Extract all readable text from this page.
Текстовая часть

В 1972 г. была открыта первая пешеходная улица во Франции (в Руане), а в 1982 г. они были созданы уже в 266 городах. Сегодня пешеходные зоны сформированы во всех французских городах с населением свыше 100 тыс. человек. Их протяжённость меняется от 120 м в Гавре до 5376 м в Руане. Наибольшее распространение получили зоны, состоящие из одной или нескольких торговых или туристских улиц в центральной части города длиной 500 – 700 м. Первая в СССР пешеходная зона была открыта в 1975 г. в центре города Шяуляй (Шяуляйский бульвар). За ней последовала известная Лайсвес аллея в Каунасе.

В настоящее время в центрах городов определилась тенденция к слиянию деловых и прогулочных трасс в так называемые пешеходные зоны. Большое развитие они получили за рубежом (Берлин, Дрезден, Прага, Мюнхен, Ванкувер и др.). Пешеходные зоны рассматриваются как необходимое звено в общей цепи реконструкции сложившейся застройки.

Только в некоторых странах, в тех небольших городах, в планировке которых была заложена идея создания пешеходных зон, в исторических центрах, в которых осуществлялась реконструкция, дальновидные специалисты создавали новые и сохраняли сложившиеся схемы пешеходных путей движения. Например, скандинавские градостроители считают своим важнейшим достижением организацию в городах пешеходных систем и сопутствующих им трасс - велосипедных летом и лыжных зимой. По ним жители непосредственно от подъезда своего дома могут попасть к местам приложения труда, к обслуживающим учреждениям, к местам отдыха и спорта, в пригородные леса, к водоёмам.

→ AIM
Transcribe all entries exactly as they are given.

→ SOLUTION FOR THIS TASK
Extract all readable text from this page.
Текстовая часть

В 1972 г. была открыта первая пешеходная улица во Франции (в Руане), а в 1982 г. они были созданы уже в 266 городах. Сегодня пешеходные зоны сформированы во всех французских городах с населением свыше 100 тыс. человек. Их протяжённость меняется от 120 м в Гавре до 5376 м в Руане. Наибольшее распространение получили зоны, состоящие из одной или нескольких торговых или туристских улиц в центральной части города длиной 500 – 700 м. Первая в СССР пешеходная зона была открыта в 1975 г. в центре города Шяуляй (Шяуляйский бульвар). За ней последовала известная Лайсвес аллея в Каунасе.

В настоящее время в центрах городов определилась тенденция к слиянию деловых и прогулочных трасс в так называемые пешеходные зоны. Большое развитие они получили за рубежом (Берлин, Дрезден, Прага, Мюнхен, Ванкувер и др.). Пешеходные зоны рассматриваются как необходимое звено в общей цепи реконструкции сложившейся застройки.

Только в некоторых странах, в тех небольших городах, в планировке которых была заложена идея создания пешеходных зон, в исторических центрах, в которых осуществлялась реконструкция, дальновидные специалисты создавали новые и сохраняли сложившиеся схемы пешеходных путей движения. Например, скандинавские градостроители считают своим важнейшим достижением организацию в городах пешеходных систем и сопутствующих им трасс - велосипедных летом и лыжных зимой. По ним жители непосредственно от подъезда своего дома могут попасть к местам приложения труда, к обслуживающим учреждениям, к местам отдыха и спорта, в пригородные леса, к водоёмам.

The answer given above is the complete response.